[Start LISTING]
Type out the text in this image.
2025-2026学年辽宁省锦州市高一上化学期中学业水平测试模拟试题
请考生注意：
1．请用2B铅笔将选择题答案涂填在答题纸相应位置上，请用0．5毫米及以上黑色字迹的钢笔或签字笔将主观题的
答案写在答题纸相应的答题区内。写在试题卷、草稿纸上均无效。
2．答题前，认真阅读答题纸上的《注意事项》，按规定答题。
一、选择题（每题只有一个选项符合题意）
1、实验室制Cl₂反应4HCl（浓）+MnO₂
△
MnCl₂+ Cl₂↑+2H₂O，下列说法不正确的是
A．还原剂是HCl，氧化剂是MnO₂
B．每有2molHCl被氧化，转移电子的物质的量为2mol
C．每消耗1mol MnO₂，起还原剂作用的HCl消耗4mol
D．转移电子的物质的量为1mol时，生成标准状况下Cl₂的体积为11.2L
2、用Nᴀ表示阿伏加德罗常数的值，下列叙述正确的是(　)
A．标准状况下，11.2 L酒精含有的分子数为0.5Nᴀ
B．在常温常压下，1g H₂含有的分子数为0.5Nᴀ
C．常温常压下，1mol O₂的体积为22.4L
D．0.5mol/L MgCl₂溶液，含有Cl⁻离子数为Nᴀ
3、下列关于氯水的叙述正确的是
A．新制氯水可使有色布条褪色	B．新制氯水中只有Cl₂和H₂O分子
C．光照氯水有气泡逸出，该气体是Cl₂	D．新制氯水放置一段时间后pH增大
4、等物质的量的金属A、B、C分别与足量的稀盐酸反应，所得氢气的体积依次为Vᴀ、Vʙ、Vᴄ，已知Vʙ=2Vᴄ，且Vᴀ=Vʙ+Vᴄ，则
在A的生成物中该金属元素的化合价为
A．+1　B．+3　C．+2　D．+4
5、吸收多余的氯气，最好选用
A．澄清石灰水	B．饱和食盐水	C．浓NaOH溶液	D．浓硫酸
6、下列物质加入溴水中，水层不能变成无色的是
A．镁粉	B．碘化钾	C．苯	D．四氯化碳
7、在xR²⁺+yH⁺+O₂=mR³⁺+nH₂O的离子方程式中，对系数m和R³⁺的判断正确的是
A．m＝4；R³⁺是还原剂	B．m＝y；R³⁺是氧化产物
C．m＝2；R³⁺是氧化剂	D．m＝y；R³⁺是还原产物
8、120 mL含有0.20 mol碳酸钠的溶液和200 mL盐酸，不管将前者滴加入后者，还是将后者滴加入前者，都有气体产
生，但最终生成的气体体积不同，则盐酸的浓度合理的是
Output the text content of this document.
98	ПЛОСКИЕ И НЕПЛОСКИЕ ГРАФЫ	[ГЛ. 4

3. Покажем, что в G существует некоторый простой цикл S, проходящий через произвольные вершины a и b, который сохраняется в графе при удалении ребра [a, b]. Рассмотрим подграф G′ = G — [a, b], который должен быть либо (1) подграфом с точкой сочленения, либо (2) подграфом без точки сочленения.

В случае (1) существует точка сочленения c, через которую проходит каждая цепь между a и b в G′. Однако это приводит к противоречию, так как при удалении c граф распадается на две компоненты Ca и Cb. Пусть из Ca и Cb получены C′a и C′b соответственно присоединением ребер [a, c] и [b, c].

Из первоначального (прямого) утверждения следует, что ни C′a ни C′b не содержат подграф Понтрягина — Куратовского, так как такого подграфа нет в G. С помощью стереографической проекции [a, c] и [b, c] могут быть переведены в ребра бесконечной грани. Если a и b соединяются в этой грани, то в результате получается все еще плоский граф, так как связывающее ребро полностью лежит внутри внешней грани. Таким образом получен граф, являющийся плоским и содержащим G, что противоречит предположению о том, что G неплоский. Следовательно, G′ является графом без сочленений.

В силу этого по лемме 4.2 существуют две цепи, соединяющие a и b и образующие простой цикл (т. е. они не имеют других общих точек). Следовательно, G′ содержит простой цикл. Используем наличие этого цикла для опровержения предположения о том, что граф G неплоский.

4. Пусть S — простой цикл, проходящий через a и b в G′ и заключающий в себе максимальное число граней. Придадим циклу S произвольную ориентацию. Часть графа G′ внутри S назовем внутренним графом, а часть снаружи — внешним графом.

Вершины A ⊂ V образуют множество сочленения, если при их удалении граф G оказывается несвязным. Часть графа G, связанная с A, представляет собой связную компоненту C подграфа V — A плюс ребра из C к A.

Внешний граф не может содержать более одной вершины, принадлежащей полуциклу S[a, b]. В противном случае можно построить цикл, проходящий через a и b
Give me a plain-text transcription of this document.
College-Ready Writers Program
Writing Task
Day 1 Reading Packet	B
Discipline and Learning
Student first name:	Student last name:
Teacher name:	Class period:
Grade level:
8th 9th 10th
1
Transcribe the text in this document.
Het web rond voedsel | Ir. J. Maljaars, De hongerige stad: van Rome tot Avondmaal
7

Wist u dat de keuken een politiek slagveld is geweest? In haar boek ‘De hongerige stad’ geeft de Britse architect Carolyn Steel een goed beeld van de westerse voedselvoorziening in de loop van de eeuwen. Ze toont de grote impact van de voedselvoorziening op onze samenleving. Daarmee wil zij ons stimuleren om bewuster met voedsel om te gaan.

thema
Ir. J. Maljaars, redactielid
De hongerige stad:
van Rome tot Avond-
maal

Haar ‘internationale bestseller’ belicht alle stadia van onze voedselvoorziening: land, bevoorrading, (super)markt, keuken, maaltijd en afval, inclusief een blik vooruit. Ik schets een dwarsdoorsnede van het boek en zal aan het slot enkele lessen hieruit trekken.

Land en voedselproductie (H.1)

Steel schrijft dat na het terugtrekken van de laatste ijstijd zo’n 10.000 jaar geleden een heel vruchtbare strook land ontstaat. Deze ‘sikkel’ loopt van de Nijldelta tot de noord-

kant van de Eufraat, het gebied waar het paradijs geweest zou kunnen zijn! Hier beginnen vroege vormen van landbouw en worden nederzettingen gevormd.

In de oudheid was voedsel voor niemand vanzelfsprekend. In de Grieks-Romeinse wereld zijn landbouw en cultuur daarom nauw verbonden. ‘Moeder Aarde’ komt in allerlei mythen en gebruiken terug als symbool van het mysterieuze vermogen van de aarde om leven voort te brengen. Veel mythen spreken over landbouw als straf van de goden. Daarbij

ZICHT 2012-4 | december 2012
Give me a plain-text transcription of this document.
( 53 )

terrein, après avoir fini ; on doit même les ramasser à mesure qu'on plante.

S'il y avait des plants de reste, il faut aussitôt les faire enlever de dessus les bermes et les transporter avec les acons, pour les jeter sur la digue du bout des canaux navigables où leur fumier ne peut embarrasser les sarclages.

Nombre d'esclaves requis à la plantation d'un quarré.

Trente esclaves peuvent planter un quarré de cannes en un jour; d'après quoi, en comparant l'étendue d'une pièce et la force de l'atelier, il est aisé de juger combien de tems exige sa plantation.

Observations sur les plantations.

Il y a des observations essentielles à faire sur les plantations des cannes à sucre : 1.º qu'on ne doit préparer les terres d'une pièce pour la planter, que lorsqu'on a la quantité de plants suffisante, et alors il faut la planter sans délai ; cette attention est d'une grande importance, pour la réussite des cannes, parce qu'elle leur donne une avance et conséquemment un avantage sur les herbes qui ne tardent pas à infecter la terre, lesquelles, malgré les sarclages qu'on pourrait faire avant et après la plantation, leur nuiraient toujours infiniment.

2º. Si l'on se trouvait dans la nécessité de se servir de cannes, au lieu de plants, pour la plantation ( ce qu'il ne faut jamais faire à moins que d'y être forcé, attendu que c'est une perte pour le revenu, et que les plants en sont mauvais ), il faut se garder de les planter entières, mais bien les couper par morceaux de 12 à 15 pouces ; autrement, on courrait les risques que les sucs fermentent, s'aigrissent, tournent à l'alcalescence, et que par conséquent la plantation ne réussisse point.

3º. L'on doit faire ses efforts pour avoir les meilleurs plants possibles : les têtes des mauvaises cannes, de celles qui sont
[End LISTING]
* [TASK STATEMENT]: Report how many lines in the listing above include the word "doit". Give nothing but the number.

* [RESULT OF THE TASK]: 3